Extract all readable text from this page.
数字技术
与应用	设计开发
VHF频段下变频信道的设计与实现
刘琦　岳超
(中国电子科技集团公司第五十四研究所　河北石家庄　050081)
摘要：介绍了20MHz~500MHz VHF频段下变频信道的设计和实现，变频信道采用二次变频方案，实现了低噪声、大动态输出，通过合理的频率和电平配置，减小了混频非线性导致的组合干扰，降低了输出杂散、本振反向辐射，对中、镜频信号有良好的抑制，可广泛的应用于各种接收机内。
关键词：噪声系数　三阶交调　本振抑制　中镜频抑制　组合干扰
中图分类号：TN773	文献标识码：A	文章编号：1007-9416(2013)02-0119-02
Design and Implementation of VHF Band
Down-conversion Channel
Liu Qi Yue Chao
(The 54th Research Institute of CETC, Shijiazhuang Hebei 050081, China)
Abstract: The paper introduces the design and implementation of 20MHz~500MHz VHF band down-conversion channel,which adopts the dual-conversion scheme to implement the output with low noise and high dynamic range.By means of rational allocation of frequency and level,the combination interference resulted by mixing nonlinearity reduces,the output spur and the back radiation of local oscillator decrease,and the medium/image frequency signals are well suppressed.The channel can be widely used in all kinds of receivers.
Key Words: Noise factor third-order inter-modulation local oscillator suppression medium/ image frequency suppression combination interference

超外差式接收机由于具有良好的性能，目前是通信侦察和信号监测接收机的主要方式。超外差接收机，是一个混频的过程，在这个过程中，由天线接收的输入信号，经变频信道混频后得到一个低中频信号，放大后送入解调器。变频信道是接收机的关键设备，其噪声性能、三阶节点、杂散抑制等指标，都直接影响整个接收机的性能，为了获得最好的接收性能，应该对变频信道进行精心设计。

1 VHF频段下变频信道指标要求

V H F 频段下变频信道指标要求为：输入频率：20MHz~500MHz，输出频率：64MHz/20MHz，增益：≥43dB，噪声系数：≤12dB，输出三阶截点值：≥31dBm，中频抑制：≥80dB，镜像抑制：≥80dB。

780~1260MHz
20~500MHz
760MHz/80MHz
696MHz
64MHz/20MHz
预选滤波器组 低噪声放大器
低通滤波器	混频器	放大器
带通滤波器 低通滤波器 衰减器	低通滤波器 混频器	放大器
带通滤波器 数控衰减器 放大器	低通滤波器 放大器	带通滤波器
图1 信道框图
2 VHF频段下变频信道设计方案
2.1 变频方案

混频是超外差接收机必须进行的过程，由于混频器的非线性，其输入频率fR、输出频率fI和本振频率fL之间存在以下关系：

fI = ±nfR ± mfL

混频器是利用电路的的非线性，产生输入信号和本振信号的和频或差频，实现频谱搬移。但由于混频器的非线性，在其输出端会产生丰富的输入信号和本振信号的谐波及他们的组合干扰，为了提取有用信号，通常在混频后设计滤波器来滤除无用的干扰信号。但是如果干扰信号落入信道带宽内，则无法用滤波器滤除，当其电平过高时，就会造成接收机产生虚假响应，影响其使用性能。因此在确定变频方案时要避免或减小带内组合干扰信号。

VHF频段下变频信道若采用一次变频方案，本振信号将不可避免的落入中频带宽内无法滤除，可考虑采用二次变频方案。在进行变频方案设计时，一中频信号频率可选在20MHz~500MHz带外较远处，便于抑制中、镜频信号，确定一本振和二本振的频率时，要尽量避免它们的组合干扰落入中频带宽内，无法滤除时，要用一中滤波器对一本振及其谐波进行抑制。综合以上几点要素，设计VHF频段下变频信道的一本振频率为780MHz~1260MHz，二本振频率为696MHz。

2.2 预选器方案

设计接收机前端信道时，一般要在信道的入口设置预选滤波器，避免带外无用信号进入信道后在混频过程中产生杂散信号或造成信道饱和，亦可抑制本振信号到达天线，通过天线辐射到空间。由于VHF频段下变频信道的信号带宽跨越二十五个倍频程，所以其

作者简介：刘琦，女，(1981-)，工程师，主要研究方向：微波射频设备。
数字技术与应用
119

- - -

§ WRITTEN PROBLEM: Print all the data exactly.

§ FULL SOLUTION:
Extract all readable text from this page.
数字技术
与应用	设计开发
VHF频段下变频信道的设计与实现
刘琦　岳超
(中国电子科技集团公司第五十四研究所　河北石家庄　050081)
摘要：介绍了20MHz~500MHz VHF频段下变频信道的设计和实现，变频信道采用二次变频方案，实现了低噪声、大动态输出，通过合理的频率和电平配置，减小了混频非线性导致的组合干扰，降低了输出杂散、本振反向辐射，对中、镜频信号有良好的抑制，可广泛的应用于各种接收机内。
关键词：噪声系数　三阶交调　本振抑制　中镜频抑制　组合干扰
中图分类号：TN773	文献标识码：A	文章编号：1007-9416(2013)02-0119-02
Design and Implementation of VHF Band
Down-conversion Channel
Liu Qi Yue Chao
(The 54th Research Institute of CETC, Shijiazhuang Hebei 050081, China)
Abstract: The paper introduces the design and implementation of 20MHz~500MHz VHF band down-conversion channel,which adopts the dual-conversion scheme to implement the output with low noise and high dynamic range.By means of rational allocation of frequency and level,the combination interference resulted by mixing nonlinearity reduces,the output spur and the back radiation of local oscillator decrease,and the medium/image frequency signals are well suppressed.The channel can be widely used in all kinds of receivers.
Key Words: Noise factor third-order inter-modulation local oscillator suppression medium/ image frequency suppression combination interference

超外差式接收机由于具有良好的性能，目前是通信侦察和信号监测接收机的主要方式。超外差接收机，是一个混频的过程，在这个过程中，由天线接收的输入信号，经变频信道混频后得到一个低中频信号，放大后送入解调器。变频信道是接收机的关键设备，其噪声性能、三阶节点、杂散抑制等指标，都直接影响整个接收机的性能，为了获得最好的接收性能，应该对变频信道进行精心设计。

1 VHF频段下变频信道指标要求

V H F 频段下变频信道指标要求为：输入频率：20MHz~500MHz，输出频率：64MHz/20MHz，增益：≥43dB，噪声系数：≤12dB，输出三阶截点值：≥31dBm，中频抑制：≥80dB，镜像抑制：≥80dB。

780~1260MHz
20~500MHz
760MHz/80MHz
696MHz
64MHz/20MHz
预选滤波器组 低噪声放大器
低通滤波器	混频器	放大器
带通滤波器 低通滤波器 衰减器	低通滤波器 混频器	放大器
带通滤波器 数控衰减器 放大器	低通滤波器 放大器	带通滤波器
图1 信道框图
2 VHF频段下变频信道设计方案
2.1 变频方案

混频是超外差接收机必须进行的过程，由于混频器的非线性，其输入频率fR、输出频率fI和本振频率fL之间存在以下关系：

fI = ±nfR ± mfL

混频器是利用电路的的非线性，产生输入信号和本振信号的和频或差频，实现频谱搬移。但由于混频器的非线性，在其输出端会产生丰富的输入信号和本振信号的谐波及他们的组合干扰，为了提取有用信号，通常在混频后设计滤波器来滤除无用的干扰信号。但是如果干扰信号落入信道带宽内，则无法用滤波器滤除，当其电平过高时，就会造成接收机产生虚假响应，影响其使用性能。因此在确定变频方案时要避免或减小带内组合干扰信号。

VHF频段下变频信道若采用一次变频方案，本振信号将不可避免的落入中频带宽内无法滤除，可考虑采用二次变频方案。在进行变频方案设计时，一中频信号频率可选在20MHz~500MHz带外较远处，便于抑制中、镜频信号，确定一本振和二本振的频率时，要尽量避免它们的组合干扰落入中频带宽内，无法滤除时，要用一中滤波器对一本振及其谐波进行抑制。综合以上几点要素，设计VHF频段下变频信道的一本振频率为780MHz~1260MHz，二本振频率为696MHz。

2.2 预选器方案

设计接收机前端信道时，一般要在信道的入口设置预选滤波器，避免带外无用信号进入信道后在混频过程中产生杂散信号或造成信道饱和，亦可抑制本振信号到达天线，通过天线辐射到空间。由于VHF频段下变频信道的信号带宽跨越二十五个倍频程，所以其

作者简介：刘琦，女，(1981-)，工程师，主要研究方向：微波射频设备。
数字技术与应用
119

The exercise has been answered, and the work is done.